[Data excerpts]
----

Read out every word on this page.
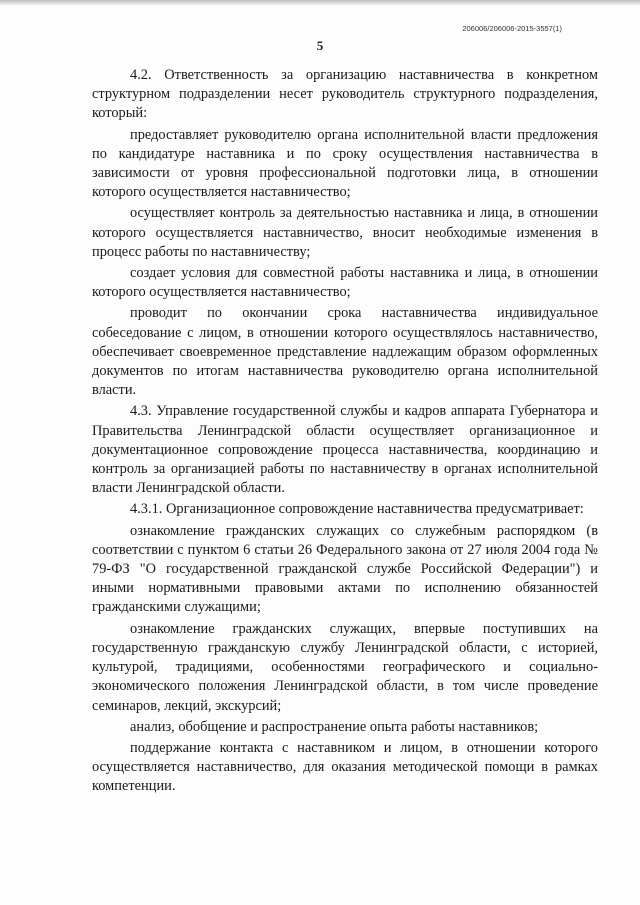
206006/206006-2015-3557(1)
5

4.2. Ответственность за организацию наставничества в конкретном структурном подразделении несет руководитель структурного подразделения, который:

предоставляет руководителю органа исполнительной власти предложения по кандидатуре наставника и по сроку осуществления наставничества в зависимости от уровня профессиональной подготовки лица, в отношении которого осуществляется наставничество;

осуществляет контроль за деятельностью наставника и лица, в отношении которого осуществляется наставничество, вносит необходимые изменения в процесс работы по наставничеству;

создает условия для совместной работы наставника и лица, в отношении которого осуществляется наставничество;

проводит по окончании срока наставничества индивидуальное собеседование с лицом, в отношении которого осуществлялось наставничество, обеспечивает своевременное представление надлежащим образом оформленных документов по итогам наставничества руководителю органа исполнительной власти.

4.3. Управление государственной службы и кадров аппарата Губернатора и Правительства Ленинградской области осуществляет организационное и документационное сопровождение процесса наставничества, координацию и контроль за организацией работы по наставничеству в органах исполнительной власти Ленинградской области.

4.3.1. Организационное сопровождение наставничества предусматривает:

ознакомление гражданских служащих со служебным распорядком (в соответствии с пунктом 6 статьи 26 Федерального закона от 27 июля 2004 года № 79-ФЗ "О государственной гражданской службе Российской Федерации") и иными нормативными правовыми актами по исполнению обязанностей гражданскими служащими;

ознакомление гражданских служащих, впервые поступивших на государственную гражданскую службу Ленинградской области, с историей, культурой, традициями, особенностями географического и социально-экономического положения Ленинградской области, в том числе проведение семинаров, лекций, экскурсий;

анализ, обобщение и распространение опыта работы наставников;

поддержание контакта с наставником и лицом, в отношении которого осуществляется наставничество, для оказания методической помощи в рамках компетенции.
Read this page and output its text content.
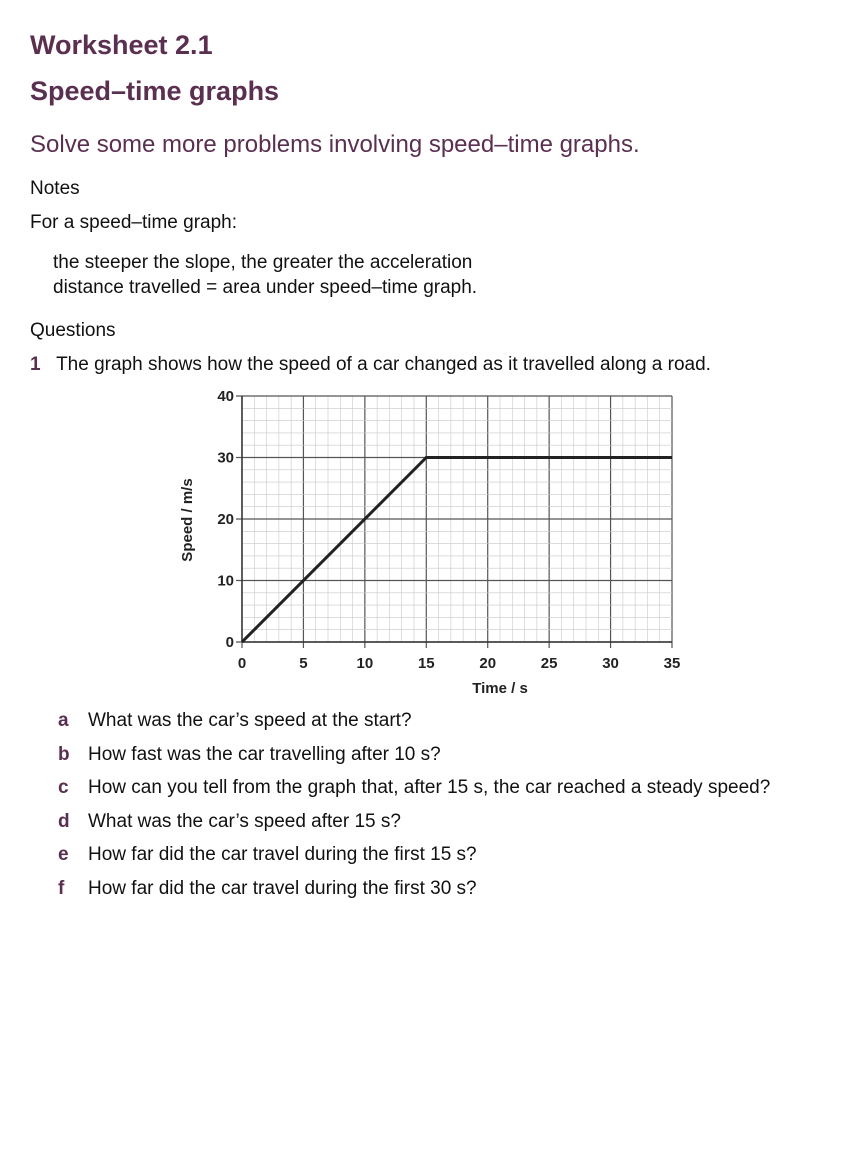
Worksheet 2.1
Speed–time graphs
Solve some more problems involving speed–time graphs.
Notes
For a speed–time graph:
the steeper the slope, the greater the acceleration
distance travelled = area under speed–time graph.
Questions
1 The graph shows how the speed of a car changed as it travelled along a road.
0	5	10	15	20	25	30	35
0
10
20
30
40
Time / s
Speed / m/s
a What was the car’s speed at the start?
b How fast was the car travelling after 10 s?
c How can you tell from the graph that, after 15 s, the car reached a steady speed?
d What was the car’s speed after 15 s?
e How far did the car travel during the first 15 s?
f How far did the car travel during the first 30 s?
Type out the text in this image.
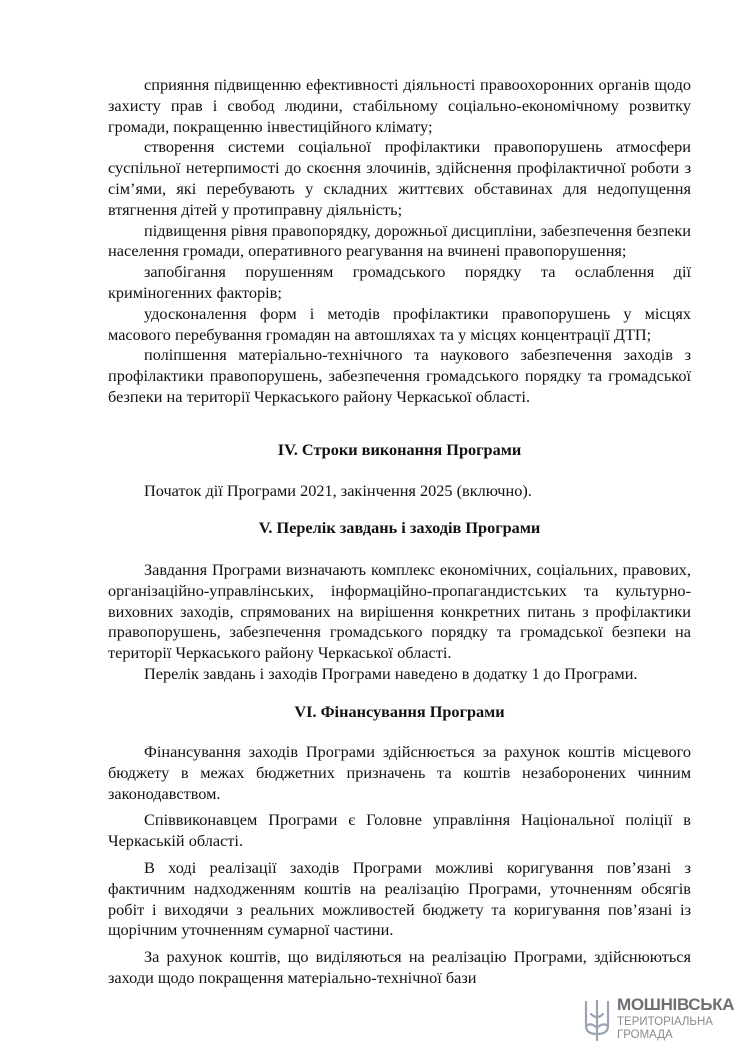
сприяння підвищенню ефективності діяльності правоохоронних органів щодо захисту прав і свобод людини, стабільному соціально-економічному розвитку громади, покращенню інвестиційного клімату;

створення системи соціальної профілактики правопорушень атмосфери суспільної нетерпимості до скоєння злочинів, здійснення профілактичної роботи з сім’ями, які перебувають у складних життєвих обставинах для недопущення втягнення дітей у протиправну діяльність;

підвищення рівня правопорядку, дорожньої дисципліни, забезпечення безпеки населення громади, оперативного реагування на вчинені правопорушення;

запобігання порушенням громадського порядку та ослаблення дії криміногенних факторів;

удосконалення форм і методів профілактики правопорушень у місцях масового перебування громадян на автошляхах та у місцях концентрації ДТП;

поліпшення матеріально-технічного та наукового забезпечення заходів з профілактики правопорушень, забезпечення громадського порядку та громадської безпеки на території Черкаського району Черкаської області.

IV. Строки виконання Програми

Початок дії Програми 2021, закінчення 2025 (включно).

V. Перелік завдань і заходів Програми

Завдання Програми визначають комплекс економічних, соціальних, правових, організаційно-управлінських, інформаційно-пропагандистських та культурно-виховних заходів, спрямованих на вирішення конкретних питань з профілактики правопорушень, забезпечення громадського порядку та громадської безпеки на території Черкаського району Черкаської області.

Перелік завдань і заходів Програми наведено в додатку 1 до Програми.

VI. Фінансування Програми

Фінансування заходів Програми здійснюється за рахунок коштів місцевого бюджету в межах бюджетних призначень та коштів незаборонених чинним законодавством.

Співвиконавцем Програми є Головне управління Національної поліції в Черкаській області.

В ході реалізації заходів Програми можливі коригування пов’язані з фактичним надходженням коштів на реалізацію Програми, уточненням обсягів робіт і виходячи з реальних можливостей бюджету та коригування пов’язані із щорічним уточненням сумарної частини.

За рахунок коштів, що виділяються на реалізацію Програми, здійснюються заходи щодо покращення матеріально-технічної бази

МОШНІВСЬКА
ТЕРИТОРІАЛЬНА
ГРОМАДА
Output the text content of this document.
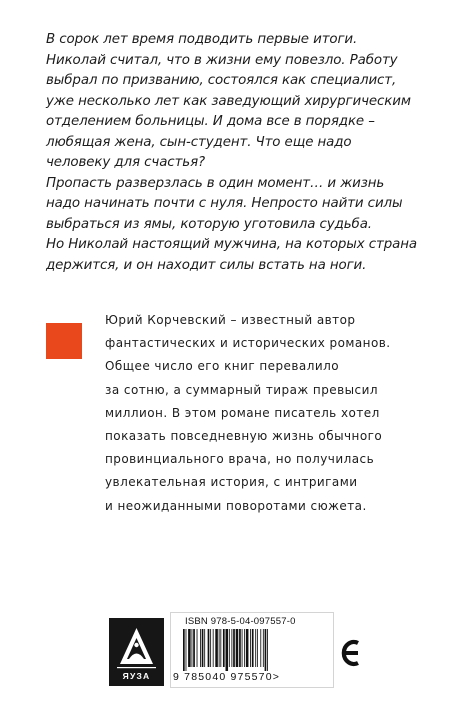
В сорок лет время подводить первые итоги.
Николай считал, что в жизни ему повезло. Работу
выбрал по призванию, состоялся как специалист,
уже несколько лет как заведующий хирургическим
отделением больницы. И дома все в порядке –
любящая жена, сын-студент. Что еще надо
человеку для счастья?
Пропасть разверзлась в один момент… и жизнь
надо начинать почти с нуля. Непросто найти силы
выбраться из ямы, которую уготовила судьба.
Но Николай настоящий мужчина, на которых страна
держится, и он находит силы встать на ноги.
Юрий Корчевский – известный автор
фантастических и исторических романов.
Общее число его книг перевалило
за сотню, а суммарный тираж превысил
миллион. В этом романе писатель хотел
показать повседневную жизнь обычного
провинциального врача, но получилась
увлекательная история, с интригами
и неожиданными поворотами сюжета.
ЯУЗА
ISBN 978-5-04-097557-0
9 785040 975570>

----

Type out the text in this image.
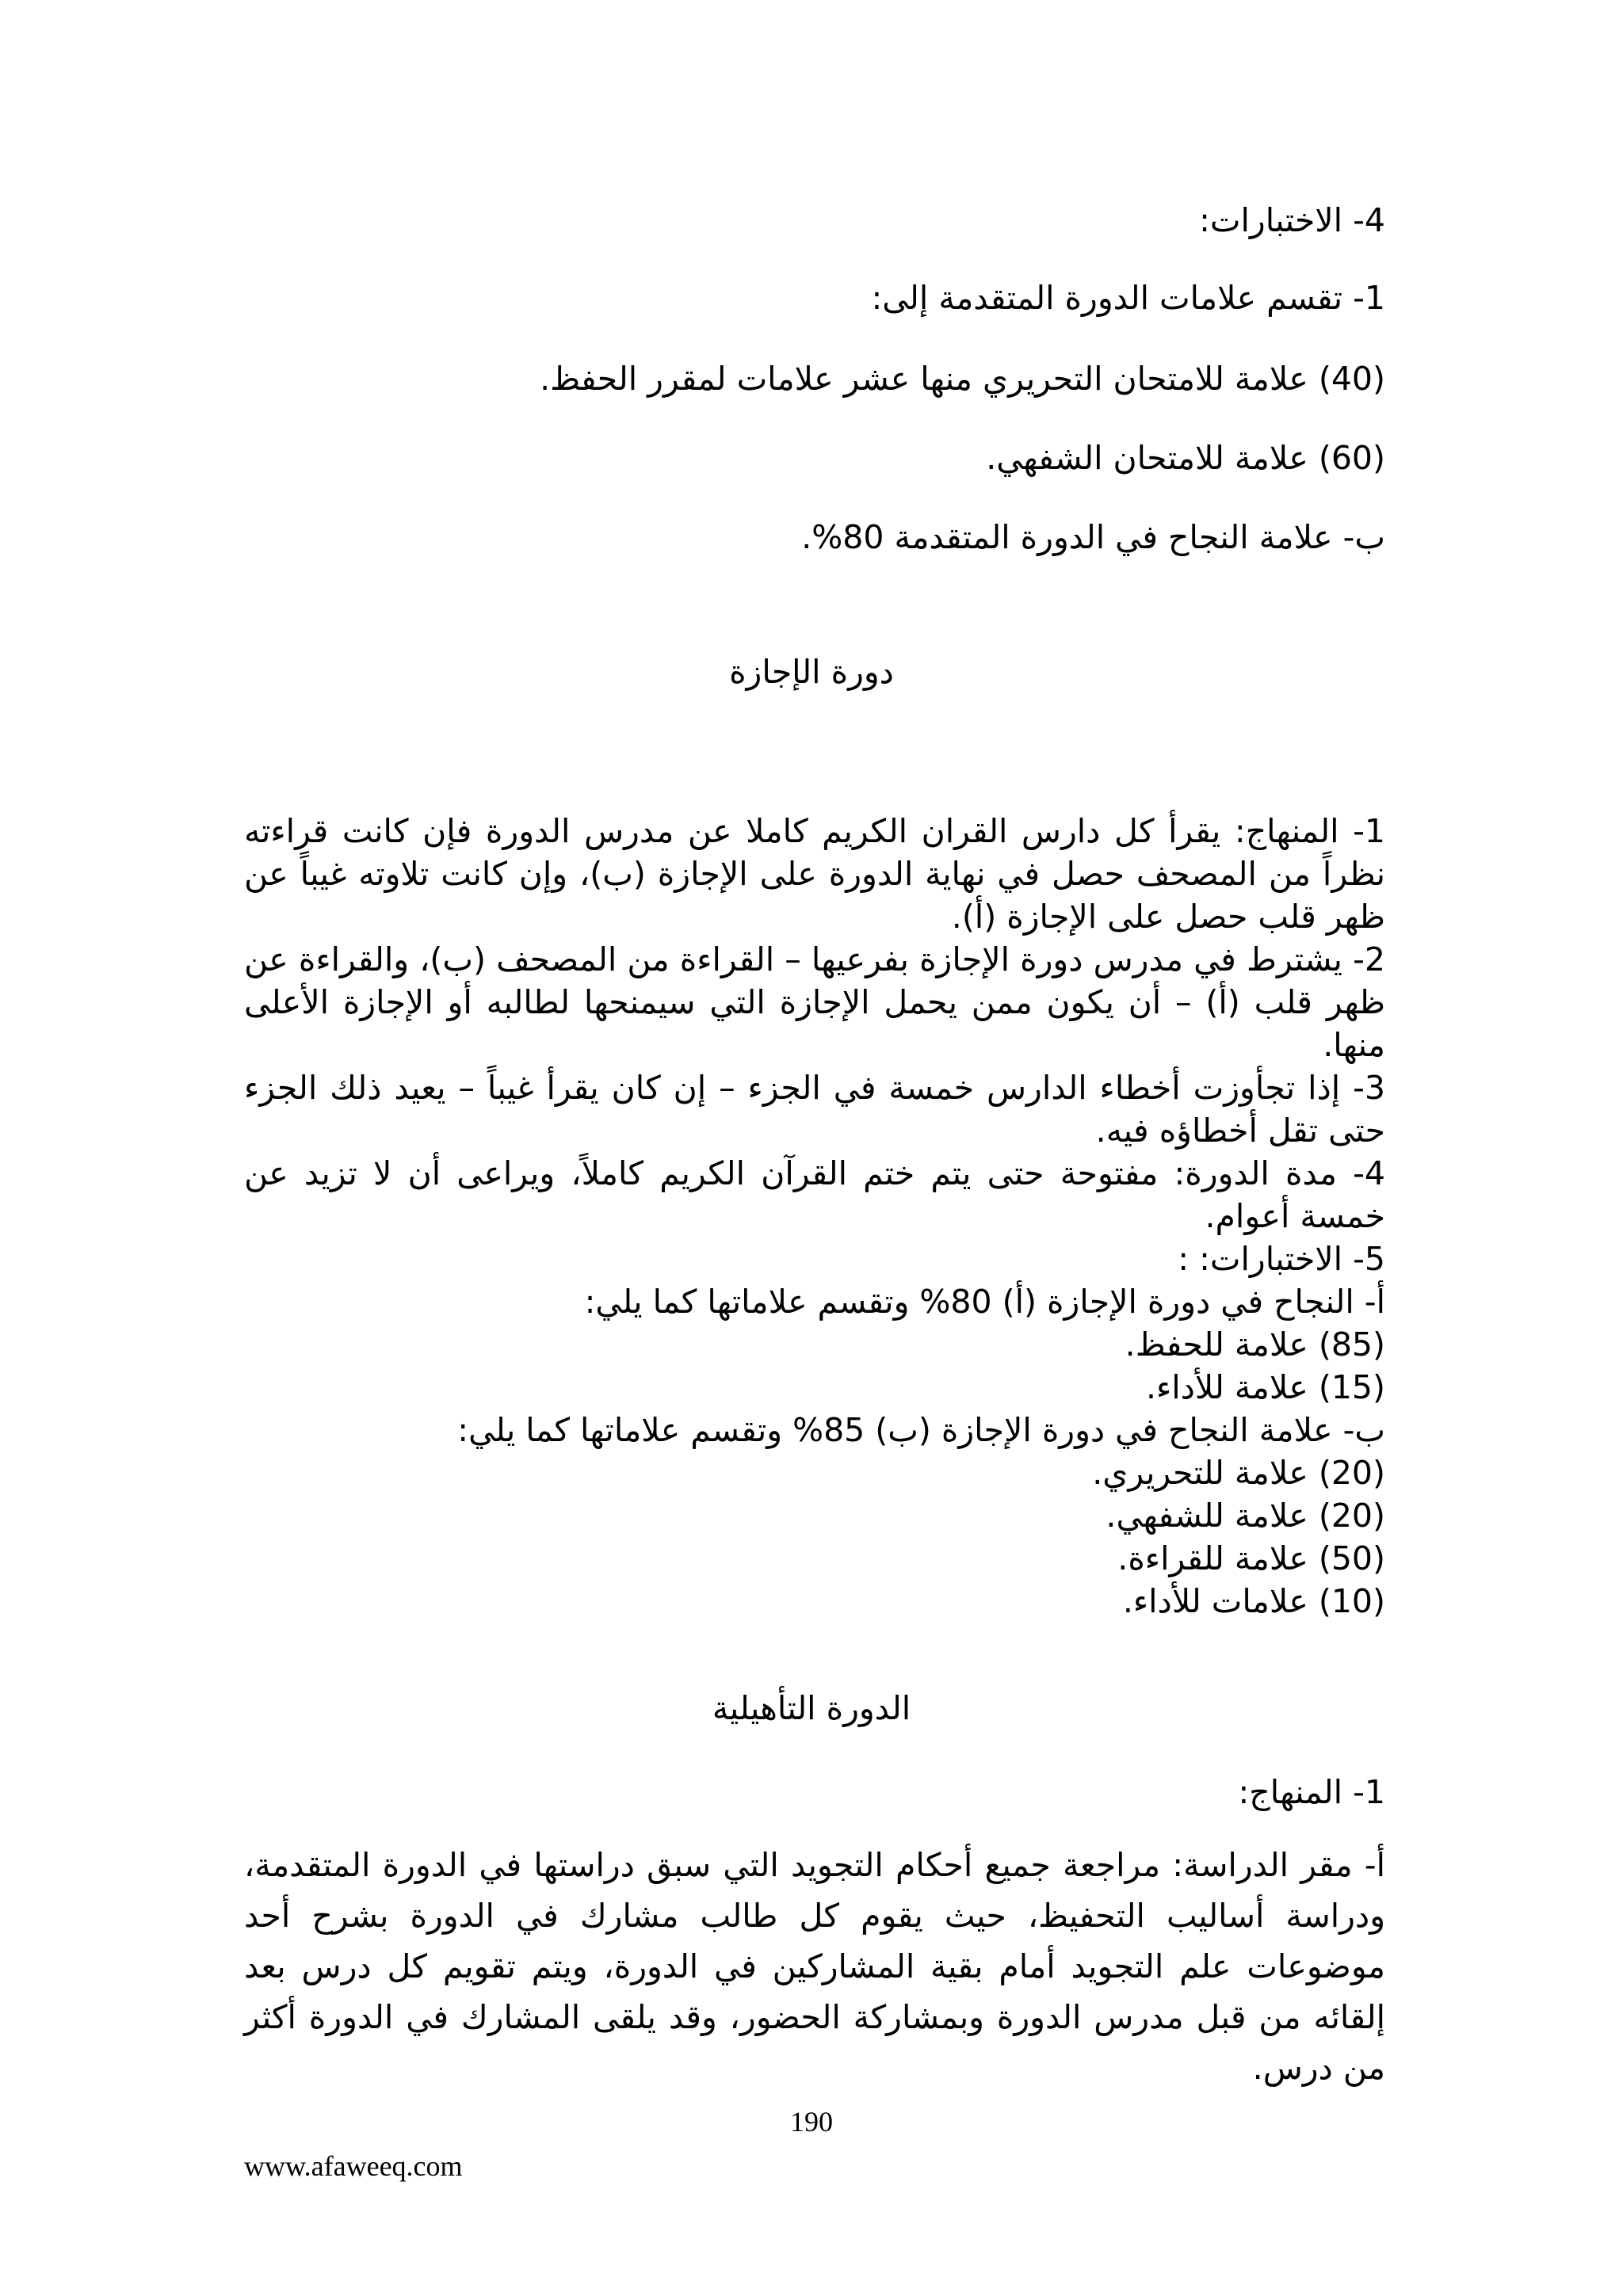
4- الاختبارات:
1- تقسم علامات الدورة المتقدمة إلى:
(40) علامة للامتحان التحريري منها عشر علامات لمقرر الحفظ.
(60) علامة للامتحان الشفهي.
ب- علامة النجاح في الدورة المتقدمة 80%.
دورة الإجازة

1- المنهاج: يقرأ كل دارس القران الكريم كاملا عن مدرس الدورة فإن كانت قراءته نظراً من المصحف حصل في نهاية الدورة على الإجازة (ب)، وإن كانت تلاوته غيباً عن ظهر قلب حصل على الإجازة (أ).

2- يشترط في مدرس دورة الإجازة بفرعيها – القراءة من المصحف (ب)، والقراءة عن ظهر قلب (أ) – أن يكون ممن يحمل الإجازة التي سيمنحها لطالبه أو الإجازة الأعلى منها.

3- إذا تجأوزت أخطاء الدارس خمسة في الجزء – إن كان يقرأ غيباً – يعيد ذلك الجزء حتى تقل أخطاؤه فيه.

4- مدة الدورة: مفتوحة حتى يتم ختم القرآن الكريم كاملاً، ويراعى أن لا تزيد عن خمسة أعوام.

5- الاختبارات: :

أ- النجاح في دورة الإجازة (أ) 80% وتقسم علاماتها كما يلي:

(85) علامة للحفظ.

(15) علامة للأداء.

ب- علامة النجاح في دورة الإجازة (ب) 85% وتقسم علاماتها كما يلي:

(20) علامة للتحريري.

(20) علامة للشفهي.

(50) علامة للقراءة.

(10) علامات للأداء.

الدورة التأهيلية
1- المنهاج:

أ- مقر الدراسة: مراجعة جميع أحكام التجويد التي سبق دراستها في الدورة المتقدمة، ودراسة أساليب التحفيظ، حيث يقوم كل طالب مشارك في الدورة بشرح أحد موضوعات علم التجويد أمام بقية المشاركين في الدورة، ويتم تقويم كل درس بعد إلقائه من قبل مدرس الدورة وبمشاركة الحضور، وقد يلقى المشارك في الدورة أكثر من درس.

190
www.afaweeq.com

----

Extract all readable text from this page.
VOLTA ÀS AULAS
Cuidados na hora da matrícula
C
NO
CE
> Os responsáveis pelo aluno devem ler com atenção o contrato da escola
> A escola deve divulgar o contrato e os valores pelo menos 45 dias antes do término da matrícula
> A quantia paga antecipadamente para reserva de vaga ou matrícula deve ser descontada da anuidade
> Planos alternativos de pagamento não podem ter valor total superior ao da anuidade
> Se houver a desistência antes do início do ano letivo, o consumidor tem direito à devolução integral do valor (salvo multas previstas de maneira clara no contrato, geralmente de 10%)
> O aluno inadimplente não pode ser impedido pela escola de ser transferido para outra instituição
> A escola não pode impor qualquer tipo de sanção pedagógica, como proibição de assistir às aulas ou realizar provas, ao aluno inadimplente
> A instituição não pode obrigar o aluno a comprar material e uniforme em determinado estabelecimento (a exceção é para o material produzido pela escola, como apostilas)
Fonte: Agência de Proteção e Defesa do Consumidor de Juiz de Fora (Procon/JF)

----

- Task instructions:
Return each line where "after" shows up.

- Answer for this exercise:
b How fast was the car travelling after 10 s?
c How can you tell from the graph that, after 15 s, the car reached a steady speed?
d What was the car’s speed after 15 s?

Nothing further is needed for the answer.